• **THE REQUEST**:
Check each line of the records below and collect those holding "title".

______

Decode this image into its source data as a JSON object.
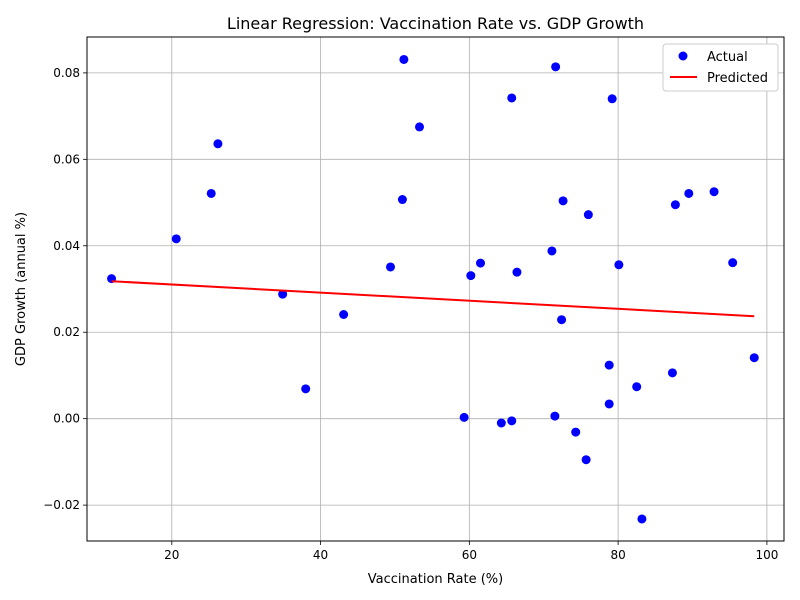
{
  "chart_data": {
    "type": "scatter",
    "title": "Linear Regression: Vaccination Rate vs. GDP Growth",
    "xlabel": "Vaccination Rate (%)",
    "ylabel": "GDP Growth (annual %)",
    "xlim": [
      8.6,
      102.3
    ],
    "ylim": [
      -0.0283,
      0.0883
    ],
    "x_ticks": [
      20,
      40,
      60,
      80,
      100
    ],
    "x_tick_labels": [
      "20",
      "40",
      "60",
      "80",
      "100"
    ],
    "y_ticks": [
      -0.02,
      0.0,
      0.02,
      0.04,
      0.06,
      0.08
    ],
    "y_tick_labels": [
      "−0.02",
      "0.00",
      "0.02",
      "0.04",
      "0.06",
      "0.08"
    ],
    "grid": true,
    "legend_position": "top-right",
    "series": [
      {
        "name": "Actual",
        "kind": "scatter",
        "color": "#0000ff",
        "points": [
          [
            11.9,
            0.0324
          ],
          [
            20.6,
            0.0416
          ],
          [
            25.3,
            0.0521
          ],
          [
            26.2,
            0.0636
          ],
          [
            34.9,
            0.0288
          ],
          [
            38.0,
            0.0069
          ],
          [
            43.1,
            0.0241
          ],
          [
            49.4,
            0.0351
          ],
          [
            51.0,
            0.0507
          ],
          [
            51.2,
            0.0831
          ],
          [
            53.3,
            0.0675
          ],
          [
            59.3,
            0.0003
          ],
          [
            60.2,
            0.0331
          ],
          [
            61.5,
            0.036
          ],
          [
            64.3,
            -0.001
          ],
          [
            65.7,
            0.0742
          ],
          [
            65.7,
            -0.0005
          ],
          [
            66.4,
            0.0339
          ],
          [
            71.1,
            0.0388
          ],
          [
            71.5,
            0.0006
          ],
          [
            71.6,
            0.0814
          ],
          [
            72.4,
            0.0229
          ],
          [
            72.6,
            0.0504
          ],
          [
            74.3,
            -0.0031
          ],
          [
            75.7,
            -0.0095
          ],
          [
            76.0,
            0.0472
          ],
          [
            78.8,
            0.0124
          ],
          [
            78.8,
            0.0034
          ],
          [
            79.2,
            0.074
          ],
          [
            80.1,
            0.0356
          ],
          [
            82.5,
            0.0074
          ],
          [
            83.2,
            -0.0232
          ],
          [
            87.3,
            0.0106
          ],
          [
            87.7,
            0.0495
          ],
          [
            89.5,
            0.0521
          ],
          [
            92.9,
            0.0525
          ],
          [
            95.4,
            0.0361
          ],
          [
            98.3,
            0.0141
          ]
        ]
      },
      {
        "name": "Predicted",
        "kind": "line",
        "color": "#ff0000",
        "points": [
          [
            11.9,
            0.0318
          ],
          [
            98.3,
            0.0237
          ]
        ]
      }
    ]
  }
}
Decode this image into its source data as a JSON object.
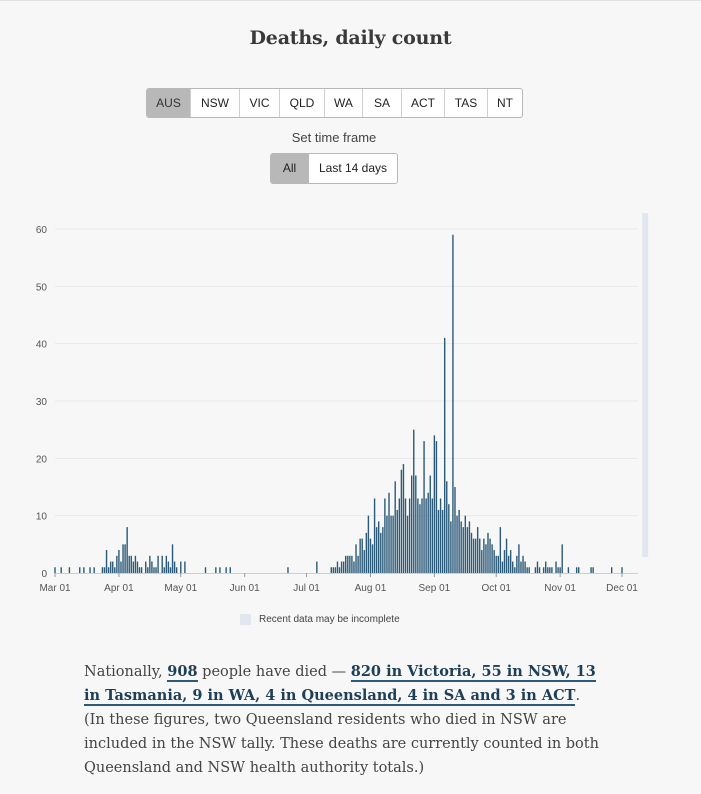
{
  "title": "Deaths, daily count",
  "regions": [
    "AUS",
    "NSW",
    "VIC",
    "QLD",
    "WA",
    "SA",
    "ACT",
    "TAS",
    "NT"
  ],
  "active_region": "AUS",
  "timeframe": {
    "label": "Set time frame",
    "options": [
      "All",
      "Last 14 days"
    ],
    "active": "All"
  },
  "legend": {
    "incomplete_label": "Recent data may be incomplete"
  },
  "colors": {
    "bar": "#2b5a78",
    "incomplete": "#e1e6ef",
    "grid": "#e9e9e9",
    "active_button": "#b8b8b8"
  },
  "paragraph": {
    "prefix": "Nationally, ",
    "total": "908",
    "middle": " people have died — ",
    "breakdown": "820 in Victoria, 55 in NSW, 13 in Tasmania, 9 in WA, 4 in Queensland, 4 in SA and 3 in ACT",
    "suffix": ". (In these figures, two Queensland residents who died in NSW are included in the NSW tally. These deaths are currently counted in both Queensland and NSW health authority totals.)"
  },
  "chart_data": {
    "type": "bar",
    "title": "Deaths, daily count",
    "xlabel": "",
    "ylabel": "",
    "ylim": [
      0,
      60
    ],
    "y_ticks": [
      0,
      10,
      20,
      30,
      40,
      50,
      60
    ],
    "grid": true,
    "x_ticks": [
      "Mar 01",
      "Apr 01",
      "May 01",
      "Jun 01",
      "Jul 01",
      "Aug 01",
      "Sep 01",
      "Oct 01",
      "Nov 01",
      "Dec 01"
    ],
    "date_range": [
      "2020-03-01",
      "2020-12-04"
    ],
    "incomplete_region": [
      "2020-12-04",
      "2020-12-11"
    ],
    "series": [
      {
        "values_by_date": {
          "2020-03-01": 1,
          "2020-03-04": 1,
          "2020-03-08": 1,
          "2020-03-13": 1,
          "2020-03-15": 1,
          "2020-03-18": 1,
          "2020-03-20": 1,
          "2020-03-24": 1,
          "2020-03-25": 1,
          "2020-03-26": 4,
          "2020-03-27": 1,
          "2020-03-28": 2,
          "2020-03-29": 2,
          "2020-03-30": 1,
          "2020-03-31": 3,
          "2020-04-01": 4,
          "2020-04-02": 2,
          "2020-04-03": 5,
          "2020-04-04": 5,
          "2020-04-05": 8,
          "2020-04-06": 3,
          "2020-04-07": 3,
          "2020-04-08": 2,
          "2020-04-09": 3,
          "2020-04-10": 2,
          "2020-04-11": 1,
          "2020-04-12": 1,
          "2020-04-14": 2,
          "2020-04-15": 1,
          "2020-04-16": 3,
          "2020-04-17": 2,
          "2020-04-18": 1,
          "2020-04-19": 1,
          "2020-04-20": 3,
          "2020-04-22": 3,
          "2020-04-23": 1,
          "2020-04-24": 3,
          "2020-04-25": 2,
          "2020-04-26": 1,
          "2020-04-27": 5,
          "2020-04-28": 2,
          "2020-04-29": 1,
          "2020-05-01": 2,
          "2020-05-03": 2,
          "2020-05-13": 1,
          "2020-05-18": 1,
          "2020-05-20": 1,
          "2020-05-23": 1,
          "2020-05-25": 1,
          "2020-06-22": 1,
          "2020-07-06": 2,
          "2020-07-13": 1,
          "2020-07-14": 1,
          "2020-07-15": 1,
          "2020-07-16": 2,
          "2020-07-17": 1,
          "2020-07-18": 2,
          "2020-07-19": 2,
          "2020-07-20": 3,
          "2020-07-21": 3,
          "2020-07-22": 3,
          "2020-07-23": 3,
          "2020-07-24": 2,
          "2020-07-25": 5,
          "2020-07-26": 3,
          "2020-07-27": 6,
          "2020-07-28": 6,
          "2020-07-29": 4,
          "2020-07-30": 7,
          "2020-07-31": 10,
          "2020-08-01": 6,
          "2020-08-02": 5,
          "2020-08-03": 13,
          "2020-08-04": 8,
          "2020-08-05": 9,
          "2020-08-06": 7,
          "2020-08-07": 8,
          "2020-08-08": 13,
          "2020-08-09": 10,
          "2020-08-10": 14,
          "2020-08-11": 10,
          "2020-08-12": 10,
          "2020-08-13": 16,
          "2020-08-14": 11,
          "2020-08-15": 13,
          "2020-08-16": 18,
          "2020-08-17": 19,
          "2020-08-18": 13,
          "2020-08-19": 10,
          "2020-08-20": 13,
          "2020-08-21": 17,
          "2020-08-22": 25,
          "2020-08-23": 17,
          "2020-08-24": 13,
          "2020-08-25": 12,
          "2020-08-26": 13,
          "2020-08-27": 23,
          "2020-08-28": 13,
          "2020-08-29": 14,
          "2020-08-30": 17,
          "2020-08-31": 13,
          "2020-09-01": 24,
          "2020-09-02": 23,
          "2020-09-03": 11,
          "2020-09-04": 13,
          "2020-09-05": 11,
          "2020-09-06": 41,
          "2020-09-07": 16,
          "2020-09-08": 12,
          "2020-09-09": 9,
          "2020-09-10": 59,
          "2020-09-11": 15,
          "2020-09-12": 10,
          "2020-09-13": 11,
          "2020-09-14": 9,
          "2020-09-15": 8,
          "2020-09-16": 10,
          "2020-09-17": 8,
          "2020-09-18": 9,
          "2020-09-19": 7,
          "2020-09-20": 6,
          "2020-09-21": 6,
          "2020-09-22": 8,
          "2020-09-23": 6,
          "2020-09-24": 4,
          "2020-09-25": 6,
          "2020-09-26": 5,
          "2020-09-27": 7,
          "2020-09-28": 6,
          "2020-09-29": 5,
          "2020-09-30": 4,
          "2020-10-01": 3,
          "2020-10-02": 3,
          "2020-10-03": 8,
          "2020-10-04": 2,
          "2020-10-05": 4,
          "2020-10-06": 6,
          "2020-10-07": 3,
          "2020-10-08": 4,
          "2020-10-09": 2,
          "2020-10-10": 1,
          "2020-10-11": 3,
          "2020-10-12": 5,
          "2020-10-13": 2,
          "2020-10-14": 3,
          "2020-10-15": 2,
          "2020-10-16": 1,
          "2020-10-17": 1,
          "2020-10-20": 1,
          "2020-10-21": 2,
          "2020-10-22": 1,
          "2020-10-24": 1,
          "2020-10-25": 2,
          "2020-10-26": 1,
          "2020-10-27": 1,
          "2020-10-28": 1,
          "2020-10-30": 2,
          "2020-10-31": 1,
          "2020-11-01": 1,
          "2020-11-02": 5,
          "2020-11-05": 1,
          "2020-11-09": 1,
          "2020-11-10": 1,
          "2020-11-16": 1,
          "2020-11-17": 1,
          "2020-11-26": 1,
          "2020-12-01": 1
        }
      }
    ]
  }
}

______

• **THE REPLY**:
    "title": "Linear Regression: Vaccination Rate vs. GDP Growth",
  "title": "Deaths, daily count",
    "title": "Deaths, daily count",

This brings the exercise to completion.